What you are asked to do
Type out the records that follow, exactly as given.

Data to use
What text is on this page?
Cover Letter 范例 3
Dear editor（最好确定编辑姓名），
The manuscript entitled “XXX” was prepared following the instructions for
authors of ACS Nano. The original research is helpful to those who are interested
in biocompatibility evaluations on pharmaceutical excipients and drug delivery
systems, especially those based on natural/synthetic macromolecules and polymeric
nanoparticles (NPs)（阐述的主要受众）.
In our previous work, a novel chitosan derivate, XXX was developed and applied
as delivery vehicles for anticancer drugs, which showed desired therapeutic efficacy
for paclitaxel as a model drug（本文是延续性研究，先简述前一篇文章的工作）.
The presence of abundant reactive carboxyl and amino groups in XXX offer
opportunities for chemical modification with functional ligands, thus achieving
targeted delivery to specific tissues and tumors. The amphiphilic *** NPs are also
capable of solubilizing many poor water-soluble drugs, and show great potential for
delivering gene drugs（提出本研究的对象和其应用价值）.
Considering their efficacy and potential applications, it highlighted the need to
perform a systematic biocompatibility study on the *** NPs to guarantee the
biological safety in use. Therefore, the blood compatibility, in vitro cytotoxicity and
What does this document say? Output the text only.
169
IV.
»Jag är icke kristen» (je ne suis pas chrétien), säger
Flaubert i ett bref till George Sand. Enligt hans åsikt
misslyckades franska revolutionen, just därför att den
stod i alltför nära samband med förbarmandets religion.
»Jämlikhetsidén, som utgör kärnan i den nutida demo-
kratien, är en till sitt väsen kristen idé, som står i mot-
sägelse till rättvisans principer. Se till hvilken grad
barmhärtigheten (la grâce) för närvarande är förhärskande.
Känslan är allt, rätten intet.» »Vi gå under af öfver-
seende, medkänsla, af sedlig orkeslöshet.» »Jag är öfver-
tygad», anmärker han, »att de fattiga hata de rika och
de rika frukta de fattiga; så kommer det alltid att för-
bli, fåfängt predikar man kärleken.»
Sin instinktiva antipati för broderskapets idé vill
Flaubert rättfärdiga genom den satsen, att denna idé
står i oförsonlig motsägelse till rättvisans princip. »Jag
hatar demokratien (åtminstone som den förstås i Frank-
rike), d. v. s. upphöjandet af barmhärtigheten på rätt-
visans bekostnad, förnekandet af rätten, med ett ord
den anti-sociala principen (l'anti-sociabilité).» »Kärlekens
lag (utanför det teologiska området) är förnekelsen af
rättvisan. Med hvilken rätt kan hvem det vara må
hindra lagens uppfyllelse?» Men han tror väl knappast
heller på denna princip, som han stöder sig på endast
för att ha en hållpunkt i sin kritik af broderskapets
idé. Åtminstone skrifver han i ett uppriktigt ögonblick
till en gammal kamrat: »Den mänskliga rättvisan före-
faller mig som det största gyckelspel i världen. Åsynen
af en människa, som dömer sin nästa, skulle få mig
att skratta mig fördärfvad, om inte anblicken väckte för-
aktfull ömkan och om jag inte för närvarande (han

Output for this task
What text is on this page?
Cover Letter 范例 3
Dear editor（最好确定编辑姓名），
The manuscript entitled “XXX” was prepared following the instructions for
authors of ACS Nano. The original research is helpful to those who are interested
in biocompatibility evaluations on pharmaceutical excipients and drug delivery
systems, especially those based on natural/synthetic macromolecules and polymeric
nanoparticles (NPs)（阐述的主要受众）.
In our previous work, a novel chitosan derivate, XXX was developed and applied
as delivery vehicles for anticancer drugs, which showed desired therapeutic efficacy
for paclitaxel as a model drug（本文是延续性研究，先简述前一篇文章的工作）.
The presence of abundant reactive carboxyl and amino groups in XXX offer
opportunities for chemical modification with functional ligands, thus achieving
targeted delivery to specific tissues and tumors. The amphiphilic *** NPs are also
capable of solubilizing many poor water-soluble drugs, and show great potential for
delivering gene drugs（提出本研究的对象和其应用价值）.
Considering their efficacy and potential applications, it highlighted the need to
perform a systematic biocompatibility study on the *** NPs to guarantee the
biological safety in use. Therefore, the blood compatibility, in vitro cytotoxicity and
What does this document say? Output the text only.
169
IV.
»Jag är icke kristen» (je ne suis pas chrétien), säger
Flaubert i ett bref till George Sand. Enligt hans åsikt
misslyckades franska revolutionen, just därför att den
stod i alltför nära samband med förbarmandets religion.
»Jämlikhetsidén, som utgör kärnan i den nutida demo-
kratien, är en till sitt väsen kristen idé, som står i mot-
sägelse till rättvisans principer. Se till hvilken grad
barmhärtigheten (la grâce) för närvarande är förhärskande.
Känslan är allt, rätten intet.» »Vi gå under af öfver-
seende, medkänsla, af sedlig orkeslöshet.» »Jag är öfver-
tygad», anmärker han, »att de fattiga hata de rika och
de rika frukta de fattiga; så kommer det alltid att för-
bli, fåfängt predikar man kärleken.»
Sin instinktiva antipati för broderskapets idé vill
Flaubert rättfärdiga genom den satsen, att denna idé
står i oförsonlig motsägelse till rättvisans princip. »Jag
hatar demokratien (åtminstone som den förstås i Frank-
rike), d. v. s. upphöjandet af barmhärtigheten på rätt-
visans bekostnad, förnekandet af rätten, med ett ord
den anti-sociala principen (l'anti-sociabilité).» »Kärlekens
lag (utanför det teologiska området) är förnekelsen af
rättvisan. Med hvilken rätt kan hvem det vara må
hindra lagens uppfyllelse?» Men han tror väl knappast
heller på denna princip, som han stöder sig på endast
för att ha en hållpunkt i sin kritik af broderskapets
idé. Åtminstone skrifver han i ett uppriktigt ögonblick
till en gammal kamrat: »Den mänskliga rättvisan före-
faller mig som det största gyckelspel i världen. Åsynen
af en människa, som dömer sin nästa, skulle få mig
att skratta mig fördärfvad, om inte anblicken väckte för-
aktfull ömkan och om jag inte för närvarande (han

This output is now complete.